* _Exercise_: Pick out every line holding the string "JSON" and copy it.

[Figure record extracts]
____________

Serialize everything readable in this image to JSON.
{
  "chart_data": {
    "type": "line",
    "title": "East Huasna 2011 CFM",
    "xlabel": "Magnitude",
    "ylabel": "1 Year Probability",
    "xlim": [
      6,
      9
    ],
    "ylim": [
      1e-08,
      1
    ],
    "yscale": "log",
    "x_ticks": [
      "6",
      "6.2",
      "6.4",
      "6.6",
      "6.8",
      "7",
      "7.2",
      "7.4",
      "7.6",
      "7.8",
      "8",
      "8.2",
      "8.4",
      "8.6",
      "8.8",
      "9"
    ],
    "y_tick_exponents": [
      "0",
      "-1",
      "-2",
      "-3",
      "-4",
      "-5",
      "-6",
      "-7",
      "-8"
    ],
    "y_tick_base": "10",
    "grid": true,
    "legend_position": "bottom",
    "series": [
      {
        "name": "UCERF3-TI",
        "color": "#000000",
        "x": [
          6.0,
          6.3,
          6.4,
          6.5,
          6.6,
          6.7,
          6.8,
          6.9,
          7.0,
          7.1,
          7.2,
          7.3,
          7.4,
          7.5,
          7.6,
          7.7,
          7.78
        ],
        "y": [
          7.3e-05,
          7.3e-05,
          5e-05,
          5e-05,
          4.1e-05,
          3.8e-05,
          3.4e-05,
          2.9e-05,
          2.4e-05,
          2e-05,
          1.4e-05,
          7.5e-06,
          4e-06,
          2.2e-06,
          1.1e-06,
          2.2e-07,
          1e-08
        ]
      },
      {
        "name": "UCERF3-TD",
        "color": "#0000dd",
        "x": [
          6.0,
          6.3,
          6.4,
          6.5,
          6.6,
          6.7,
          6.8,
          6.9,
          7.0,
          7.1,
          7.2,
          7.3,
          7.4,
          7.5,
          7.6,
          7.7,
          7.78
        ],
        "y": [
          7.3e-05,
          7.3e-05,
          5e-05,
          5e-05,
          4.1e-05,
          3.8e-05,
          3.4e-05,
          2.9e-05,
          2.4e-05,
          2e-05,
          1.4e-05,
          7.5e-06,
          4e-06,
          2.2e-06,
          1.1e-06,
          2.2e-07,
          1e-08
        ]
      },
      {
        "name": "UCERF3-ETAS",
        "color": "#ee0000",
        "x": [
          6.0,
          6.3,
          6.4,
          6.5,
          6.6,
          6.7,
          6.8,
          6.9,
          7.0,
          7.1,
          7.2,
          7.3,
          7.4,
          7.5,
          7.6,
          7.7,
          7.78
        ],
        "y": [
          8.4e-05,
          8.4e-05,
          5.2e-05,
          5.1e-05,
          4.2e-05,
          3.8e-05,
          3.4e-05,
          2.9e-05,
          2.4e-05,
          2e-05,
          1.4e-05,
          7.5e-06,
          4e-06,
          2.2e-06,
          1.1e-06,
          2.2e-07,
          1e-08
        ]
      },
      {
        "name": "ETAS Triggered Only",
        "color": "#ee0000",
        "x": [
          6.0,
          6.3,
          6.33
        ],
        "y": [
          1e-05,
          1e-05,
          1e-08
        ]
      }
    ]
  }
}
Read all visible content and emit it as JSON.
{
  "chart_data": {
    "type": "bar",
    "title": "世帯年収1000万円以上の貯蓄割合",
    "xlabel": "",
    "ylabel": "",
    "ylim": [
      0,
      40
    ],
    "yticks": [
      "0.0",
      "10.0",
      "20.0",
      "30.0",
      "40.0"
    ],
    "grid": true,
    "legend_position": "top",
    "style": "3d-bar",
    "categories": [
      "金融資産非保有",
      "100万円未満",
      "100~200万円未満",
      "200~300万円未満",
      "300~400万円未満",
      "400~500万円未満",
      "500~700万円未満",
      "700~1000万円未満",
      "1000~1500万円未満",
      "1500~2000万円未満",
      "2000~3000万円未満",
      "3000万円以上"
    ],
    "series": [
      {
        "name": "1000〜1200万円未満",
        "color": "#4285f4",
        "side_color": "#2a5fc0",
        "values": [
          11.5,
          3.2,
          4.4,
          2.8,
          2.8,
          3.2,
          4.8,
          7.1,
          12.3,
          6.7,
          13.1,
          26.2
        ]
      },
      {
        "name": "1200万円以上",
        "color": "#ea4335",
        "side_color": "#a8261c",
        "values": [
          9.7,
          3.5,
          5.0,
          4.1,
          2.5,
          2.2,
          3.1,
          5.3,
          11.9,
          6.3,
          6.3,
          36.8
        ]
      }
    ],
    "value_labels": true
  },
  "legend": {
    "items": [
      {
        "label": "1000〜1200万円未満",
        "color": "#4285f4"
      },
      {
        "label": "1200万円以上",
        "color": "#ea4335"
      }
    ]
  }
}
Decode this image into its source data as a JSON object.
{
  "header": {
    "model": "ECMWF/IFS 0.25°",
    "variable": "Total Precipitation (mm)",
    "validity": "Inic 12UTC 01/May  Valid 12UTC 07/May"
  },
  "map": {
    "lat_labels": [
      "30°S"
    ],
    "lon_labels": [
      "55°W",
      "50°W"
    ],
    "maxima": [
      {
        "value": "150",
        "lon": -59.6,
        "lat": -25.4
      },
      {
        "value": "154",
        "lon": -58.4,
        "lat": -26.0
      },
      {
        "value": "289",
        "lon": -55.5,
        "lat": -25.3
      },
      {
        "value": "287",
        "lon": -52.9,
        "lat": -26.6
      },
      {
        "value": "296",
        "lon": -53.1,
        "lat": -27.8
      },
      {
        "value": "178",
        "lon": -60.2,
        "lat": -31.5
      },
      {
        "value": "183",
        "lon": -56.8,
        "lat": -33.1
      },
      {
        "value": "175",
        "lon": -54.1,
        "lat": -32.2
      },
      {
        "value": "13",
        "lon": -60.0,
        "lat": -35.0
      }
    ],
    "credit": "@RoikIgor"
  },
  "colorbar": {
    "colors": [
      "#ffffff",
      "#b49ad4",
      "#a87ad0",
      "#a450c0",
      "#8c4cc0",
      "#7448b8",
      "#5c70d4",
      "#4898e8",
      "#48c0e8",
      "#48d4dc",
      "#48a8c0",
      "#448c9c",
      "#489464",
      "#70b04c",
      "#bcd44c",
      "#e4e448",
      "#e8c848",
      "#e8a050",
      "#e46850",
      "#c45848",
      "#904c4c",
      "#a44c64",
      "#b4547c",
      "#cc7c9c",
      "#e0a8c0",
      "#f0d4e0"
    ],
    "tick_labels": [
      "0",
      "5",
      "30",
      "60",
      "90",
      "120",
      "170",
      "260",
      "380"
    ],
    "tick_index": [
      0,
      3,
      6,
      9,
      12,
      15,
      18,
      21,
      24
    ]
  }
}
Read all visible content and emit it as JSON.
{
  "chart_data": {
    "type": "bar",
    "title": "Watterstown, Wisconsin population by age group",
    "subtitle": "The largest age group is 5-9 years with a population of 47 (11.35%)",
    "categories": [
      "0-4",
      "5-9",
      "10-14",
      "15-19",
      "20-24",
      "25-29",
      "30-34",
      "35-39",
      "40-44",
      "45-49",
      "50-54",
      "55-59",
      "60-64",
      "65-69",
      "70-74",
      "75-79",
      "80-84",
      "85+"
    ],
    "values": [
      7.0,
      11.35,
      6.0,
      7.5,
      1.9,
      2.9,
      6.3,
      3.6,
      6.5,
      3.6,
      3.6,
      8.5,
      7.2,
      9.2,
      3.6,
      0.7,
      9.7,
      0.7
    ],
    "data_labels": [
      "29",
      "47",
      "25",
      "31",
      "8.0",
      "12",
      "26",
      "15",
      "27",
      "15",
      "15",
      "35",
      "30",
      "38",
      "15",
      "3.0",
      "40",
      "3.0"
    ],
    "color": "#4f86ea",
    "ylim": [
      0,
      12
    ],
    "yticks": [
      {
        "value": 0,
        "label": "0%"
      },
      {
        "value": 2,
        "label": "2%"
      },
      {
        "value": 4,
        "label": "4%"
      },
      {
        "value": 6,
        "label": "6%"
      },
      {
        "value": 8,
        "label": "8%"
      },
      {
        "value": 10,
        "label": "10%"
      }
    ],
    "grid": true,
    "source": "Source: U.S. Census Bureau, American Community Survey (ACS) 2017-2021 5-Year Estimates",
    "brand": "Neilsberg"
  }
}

____________

* _Result of the task_:
Serialize everything readable in this image to JSON.
Read all visible content and emit it as JSON.
Decode this image into its source data as a JSON object.
Read all visible content and emit it as JSON.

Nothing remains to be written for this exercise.